Requirements:
Output the material below in full, exactly as it is.

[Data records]
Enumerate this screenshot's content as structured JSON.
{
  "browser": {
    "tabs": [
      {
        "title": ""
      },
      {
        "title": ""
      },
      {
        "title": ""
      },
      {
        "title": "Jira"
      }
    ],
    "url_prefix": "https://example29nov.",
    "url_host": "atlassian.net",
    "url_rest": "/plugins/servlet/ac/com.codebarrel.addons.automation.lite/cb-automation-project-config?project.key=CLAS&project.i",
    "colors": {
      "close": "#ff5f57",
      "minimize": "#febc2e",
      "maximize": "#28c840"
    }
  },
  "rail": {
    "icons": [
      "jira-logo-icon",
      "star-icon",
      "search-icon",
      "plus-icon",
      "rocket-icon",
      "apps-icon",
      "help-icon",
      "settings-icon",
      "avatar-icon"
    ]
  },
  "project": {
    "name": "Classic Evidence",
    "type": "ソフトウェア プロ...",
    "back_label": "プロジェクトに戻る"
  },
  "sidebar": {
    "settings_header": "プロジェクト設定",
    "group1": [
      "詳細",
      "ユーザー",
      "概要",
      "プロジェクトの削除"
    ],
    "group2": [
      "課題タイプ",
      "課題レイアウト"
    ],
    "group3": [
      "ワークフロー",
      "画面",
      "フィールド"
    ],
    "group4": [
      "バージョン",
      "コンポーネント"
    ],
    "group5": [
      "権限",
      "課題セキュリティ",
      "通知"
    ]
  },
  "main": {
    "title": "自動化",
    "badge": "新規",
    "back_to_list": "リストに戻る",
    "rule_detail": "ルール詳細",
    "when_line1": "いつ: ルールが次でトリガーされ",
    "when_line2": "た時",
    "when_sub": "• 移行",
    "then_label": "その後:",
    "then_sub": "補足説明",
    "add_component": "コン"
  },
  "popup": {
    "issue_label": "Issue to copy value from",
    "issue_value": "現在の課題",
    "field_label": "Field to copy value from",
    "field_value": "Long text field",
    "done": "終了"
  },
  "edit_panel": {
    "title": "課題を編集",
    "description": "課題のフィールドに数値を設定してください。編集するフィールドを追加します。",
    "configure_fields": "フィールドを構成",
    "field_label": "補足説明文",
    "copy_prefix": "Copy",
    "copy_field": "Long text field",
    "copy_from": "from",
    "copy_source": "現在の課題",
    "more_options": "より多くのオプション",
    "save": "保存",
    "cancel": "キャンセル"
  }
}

Answer to the problem:
Enumerate this screenshot's content as structured JSON.
{
  "browser": {
    "tabs": [
      {
        "title": ""
      },
      {
        "title": ""
      },
      {
        "title": ""
      },
      {
        "title": "Jira"
      }
    ],
    "url_prefix": "https://example29nov.",
    "url_host": "atlassian.net",
    "url_rest": "/plugins/servlet/ac/com.codebarrel.addons.automation.lite/cb-automation-project-config?project.key=CLAS&project.i",
    "colors": {
      "close": "#ff5f57",
      "minimize": "#febc2e",
      "maximize": "#28c840"
    }
  },
  "rail": {
    "icons": [
      "jira-logo-icon",
      "star-icon",
      "search-icon",
      "plus-icon",
      "rocket-icon",
      "apps-icon",
      "help-icon",
      "settings-icon",
      "avatar-icon"
    ]
  },
  "project": {
    "name": "Classic Evidence",
    "type": "ソフトウェア プロ...",
    "back_label": "プロジェクトに戻る"
  },
  "sidebar": {
    "settings_header": "プロジェクト設定",
    "group1": [
      "詳細",
      "ユーザー",
      "概要",
      "プロジェクトの削除"
    ],
    "group2": [
      "課題タイプ",
      "課題レイアウト"
    ],
    "group3": [
      "ワークフロー",
      "画面",
      "フィールド"
    ],
    "group4": [
      "バージョン",
      "コンポーネント"
    ],
    "group5": [
      "権限",
      "課題セキュリティ",
      "通知"
    ]
  },
  "main": {
    "title": "自動化",
    "badge": "新規",
    "back_to_list": "リストに戻る",
    "rule_detail": "ルール詳細",
    "when_line1": "いつ: ルールが次でトリガーされ",
    "when_line2": "た時",
    "when_sub": "• 移行",
    "then_label": "その後:",
    "then_sub": "補足説明",
    "add_component": "コン"
  },
  "popup": {
    "issue_label": "Issue to copy value from",
    "issue_value": "現在の課題",
    "field_label": "Field to copy value from",
    "field_value": "Long text field",
    "done": "終了"
  },
  "edit_panel": {
    "title": "課題を編集",
    "description": "課題のフィールドに数値を設定してください。編集するフィールドを追加します。",
    "configure_fields": "フィールドを構成",
    "field_label": "補足説明文",
    "copy_prefix": "Copy",
    "copy_field": "Long text field",
    "copy_from": "from",
    "copy_source": "現在の課題",
    "more_options": "より多くのオプション",
    "save": "保存",
    "cancel": "キャンセル"
  }
}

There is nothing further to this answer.